Transcribe all the entries word for word, skipping the pictures.

- [Data to use]
________________
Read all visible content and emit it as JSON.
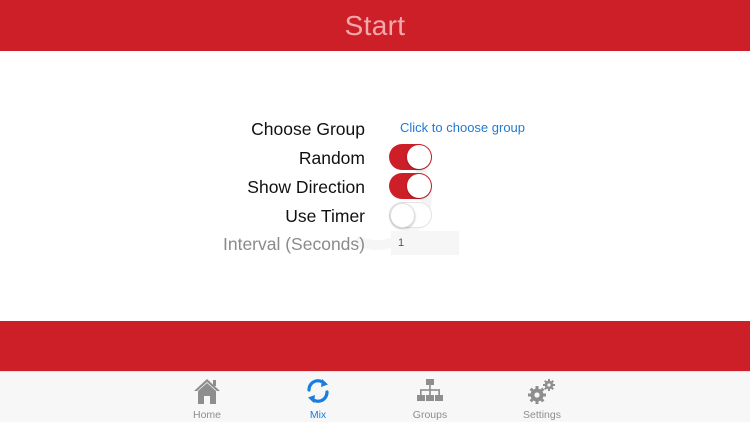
{
  "header": {
    "title": "Start"
  },
  "form": {
    "choose_group": {
      "label": "Choose Group",
      "link": "Click to choose group"
    },
    "random": {
      "label": "Random",
      "on": true
    },
    "show_direction": {
      "label": "Show Direction",
      "on": true
    },
    "use_timer": {
      "label": "Use Timer",
      "on": false
    },
    "interval": {
      "label": "Interval (Seconds)",
      "value": "1"
    }
  },
  "tabbar": {
    "tabs": [
      {
        "label": "Home",
        "icon": "home-icon",
        "active": false
      },
      {
        "label": "Mix",
        "icon": "refresh-icon",
        "active": true
      },
      {
        "label": "Groups",
        "icon": "hierarchy-icon",
        "active": false
      },
      {
        "label": "Settings",
        "icon": "gears-icon",
        "active": false
      }
    ]
  },
  "colors": {
    "accent": "#cc1f28",
    "active_tab": "#1a7de0",
    "inactive_tab": "#8e8e8e"
  }
}
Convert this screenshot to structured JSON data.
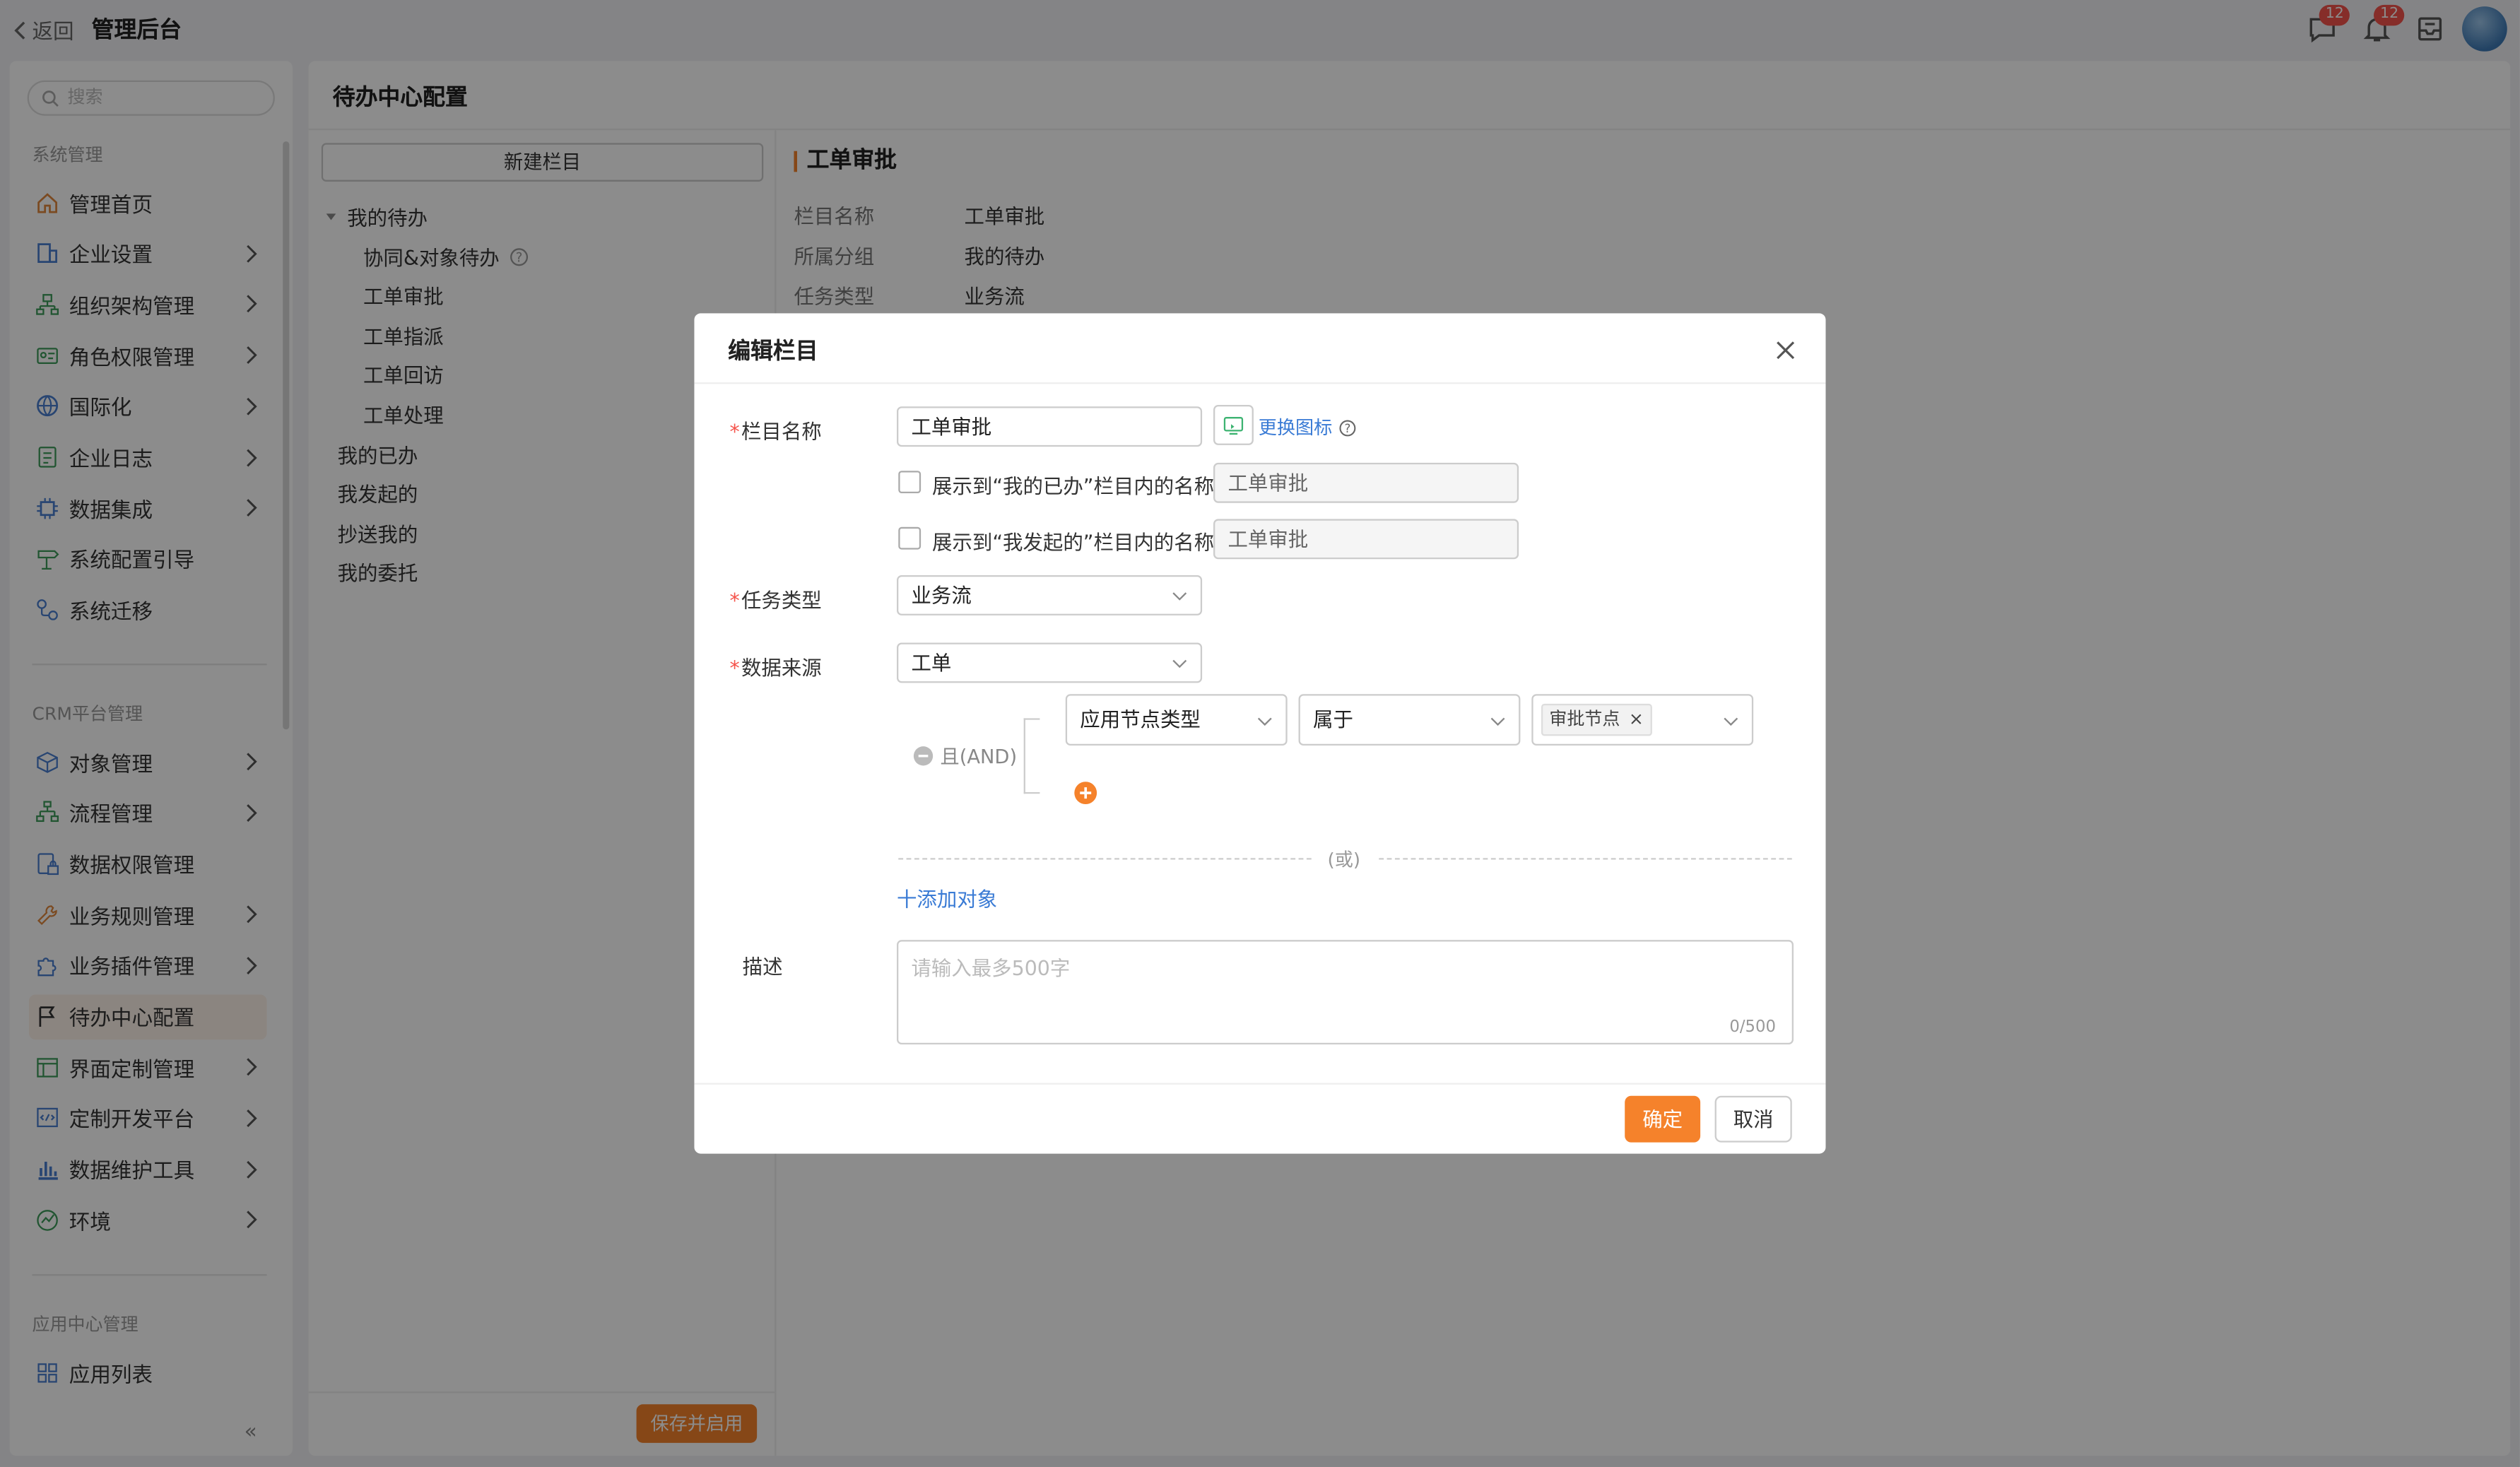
{
  "header": {
    "back_label": "返回",
    "app_title": "管理后台",
    "chat_badge": "12",
    "bell_badge": "12"
  },
  "sidebar": {
    "search_placeholder": "搜索",
    "group1": "系统管理",
    "items1": [
      {
        "label": "管理首页",
        "icon": "home-icon",
        "has_children": false
      },
      {
        "label": "企业设置",
        "icon": "building-icon",
        "has_children": true
      },
      {
        "label": "组织架构管理",
        "icon": "org-chart-icon",
        "has_children": true
      },
      {
        "label": "角色权限管理",
        "icon": "id-card-icon",
        "has_children": true
      },
      {
        "label": "国际化",
        "icon": "globe-icon",
        "has_children": true
      },
      {
        "label": "企业日志",
        "icon": "log-icon",
        "has_children": true
      },
      {
        "label": "数据集成",
        "icon": "chip-icon",
        "has_children": true
      },
      {
        "label": "系统配置引导",
        "icon": "signpost-icon",
        "has_children": false
      },
      {
        "label": "系统迁移",
        "icon": "migrate-icon",
        "has_children": false
      }
    ],
    "group2": "CRM平台管理",
    "items2": [
      {
        "label": "对象管理",
        "icon": "cube-icon",
        "has_children": true
      },
      {
        "label": "流程管理",
        "icon": "flow-icon",
        "has_children": true
      },
      {
        "label": "数据权限管理",
        "icon": "data-lock-icon",
        "has_children": false
      },
      {
        "label": "业务规则管理",
        "icon": "wrench-icon",
        "has_children": true
      },
      {
        "label": "业务插件管理",
        "icon": "puzzle-icon",
        "has_children": true
      },
      {
        "label": "待办中心配置",
        "icon": "flag-icon",
        "has_children": false,
        "active": true
      },
      {
        "label": "界面定制管理",
        "icon": "layout-icon",
        "has_children": true
      },
      {
        "label": "定制开发平台",
        "icon": "code-icon",
        "has_children": true
      },
      {
        "label": "数据维护工具",
        "icon": "bar-chart-icon",
        "has_children": true
      },
      {
        "label": "环境",
        "icon": "environment-icon",
        "has_children": true
      }
    ],
    "group3": "应用中心管理",
    "items3": [
      {
        "label": "应用列表",
        "icon": "grid-icon",
        "has_children": false
      }
    ]
  },
  "main": {
    "title": "待办中心配置",
    "new_column_label": "新建栏目",
    "tree": {
      "group_label": "我的待办",
      "children": [
        "协同&对象待办",
        "工单审批",
        "工单指派",
        "工单回访",
        "工单处理"
      ],
      "others": [
        "我的已办",
        "我发起的",
        "抄送我的",
        "我的委托"
      ]
    },
    "save_enable_label": "保存并启用",
    "detail": {
      "title": "工单审批",
      "rows": [
        {
          "label": "栏目名称",
          "value": "工单审批"
        },
        {
          "label": "所属分组",
          "value": "我的待办"
        },
        {
          "label": "任务类型",
          "value": "业务流"
        }
      ]
    }
  },
  "modal": {
    "title": "编辑栏目",
    "name_label": "栏目名称",
    "name_value": "工单审批",
    "change_icon_label": "更换图标",
    "show_done_label": "展示到“我的已办”栏目内的名称",
    "show_done_value": "工单审批",
    "show_initiated_label": "展示到“我发起的”栏目内的名称",
    "show_initiated_value": "工单审批",
    "task_type_label": "任务类型",
    "task_type_value": "业务流",
    "data_source_label": "数据来源",
    "data_source_value": "工单",
    "and_label": "且(AND)",
    "condition_field": "应用节点类型",
    "condition_operator": "属于",
    "condition_tag": "审批节点",
    "or_label": "(或)",
    "add_object_label": "十添加对象",
    "description_label": "描述",
    "description_placeholder": "请输入最多500字",
    "char_count": "0/500",
    "ok_label": "确定",
    "cancel_label": "取消"
  },
  "colors": {
    "accent": "#f5822b",
    "link": "#3a7bd5",
    "badge": "#f5534b"
  }
}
________________
- [Task response]
Read all visible content and emit it as JSON.
{
  "header": {
    "title": "Start"
  },
  "form": {
    "choose_group": {
      "label": "Choose Group",
      "link": "Click to choose group"
    },
    "random": {
      "label": "Random",
      "on": true
    },
    "show_direction": {
      "label": "Show Direction",
      "on": true
    },
    "use_timer": {
      "label": "Use Timer",
      "on": false
    },
    "interval": {
      "label": "Interval (Seconds)",
      "value": "1"
    }
  },
  "tabbar": {
    "tabs": [
      {
        "label": "Home",
        "icon": "home-icon",
        "active": false
      },
      {
        "label": "Mix",
        "icon": "refresh-icon",
        "active": true
      },
      {
        "label": "Groups",
        "icon": "hierarchy-icon",
        "active": false
      },
      {
        "label": "Settings",
        "icon": "gears-icon",
        "active": false
      }
    ]
  },
  "colors": {
    "accent": "#cc1f28",
    "active_tab": "#1a7de0",
    "inactive_tab": "#8e8e8e"
  }
}
Convert this screenshot to structured JSON data.
{
  "header": {
    "back_label": "返回",
    "app_title": "管理后台",
    "chat_badge": "12",
    "bell_badge": "12"
  },
  "sidebar": {
    "search_placeholder": "搜索",
    "group1": "系统管理",
    "items1": [
      {
        "label": "管理首页",
        "icon": "home-icon",
        "has_children": false
      },
      {
        "label": "企业设置",
        "icon": "building-icon",
        "has_children": true
      },
      {
        "label": "组织架构管理",
        "icon": "org-chart-icon",
        "has_children": true
      },
      {
        "label": "角色权限管理",
        "icon": "id-card-icon",
        "has_children": true
      },
      {
        "label": "国际化",
        "icon": "globe-icon",
        "has_children": true
      },
      {
        "label": "企业日志",
        "icon": "log-icon",
        "has_children": true
      },
      {
        "label": "数据集成",
        "icon": "chip-icon",
        "has_children": true
      },
      {
        "label": "系统配置引导",
        "icon": "signpost-icon",
        "has_children": false
      },
      {
        "label": "系统迁移",
        "icon": "migrate-icon",
        "has_children": false
      }
    ],
    "group2": "CRM平台管理",
    "items2": [
      {
        "label": "对象管理",
        "icon": "cube-icon",
        "has_children": true
      },
      {
        "label": "流程管理",
        "icon": "flow-icon",
        "has_children": true
      },
      {
        "label": "数据权限管理",
        "icon": "data-lock-icon",
        "has_children": false
      },
      {
        "label": "业务规则管理",
        "icon": "wrench-icon",
        "has_children": true
      },
      {
        "label": "业务插件管理",
        "icon": "puzzle-icon",
        "has_children": true
      },
      {
        "label": "待办中心配置",
        "icon": "flag-icon",
        "has_children": false,
        "active": true
      },
      {
        "label": "界面定制管理",
        "icon": "layout-icon",
        "has_children": true
      },
      {
        "label": "定制开发平台",
        "icon": "code-icon",
        "has_children": true
      },
      {
        "label": "数据维护工具",
        "icon": "bar-chart-icon",
        "has_children": true
      },
      {
        "label": "环境",
        "icon": "environment-icon",
        "has_children": true
      }
    ],
    "group3": "应用中心管理",
    "items3": [
      {
        "label": "应用列表",
        "icon": "grid-icon",
        "has_children": false
      }
    ]
  },
  "main": {
    "title": "待办中心配置",
    "new_column_label": "新建栏目",
    "tree": {
      "group_label": "我的待办",
      "children": [
        "协同&对象待办",
        "工单审批",
        "工单指派",
        "工单回访",
        "工单处理"
      ],
      "others": [
        "我的已办",
        "我发起的",
        "抄送我的",
        "我的委托"
      ]
    },
    "save_enable_label": "保存并启用",
    "detail": {
      "title": "工单审批",
      "rows": [
        {
          "label": "栏目名称",
          "value": "工单审批"
        },
        {
          "label": "所属分组",
          "value": "我的待办"
        },
        {
          "label": "任务类型",
          "value": "业务流"
        }
      ]
    }
  },
  "modal": {
    "title": "编辑栏目",
    "name_label": "栏目名称",
    "name_value": "工单审批",
    "change_icon_label": "更换图标",
    "show_done_label": "展示到“我的已办”栏目内的名称",
    "show_done_value": "工单审批",
    "show_initiated_label": "展示到“我发起的”栏目内的名称",
    "show_initiated_value": "工单审批",
    "task_type_label": "任务类型",
    "task_type_value": "业务流",
    "data_source_label": "数据来源",
    "data_source_value": "工单",
    "and_label": "且(AND)",
    "condition_field": "应用节点类型",
    "condition_operator": "属于",
    "condition_tag": "审批节点",
    "or_label": "(或)",
    "add_object_label": "十添加对象",
    "description_label": "描述",
    "description_placeholder": "请输入最多500字",
    "char_count": "0/500",
    "ok_label": "确定",
    "cancel_label": "取消"
  },
  "colors": {
    "accent": "#f5822b",
    "link": "#3a7bd5",
    "badge": "#f5534b"
  }
}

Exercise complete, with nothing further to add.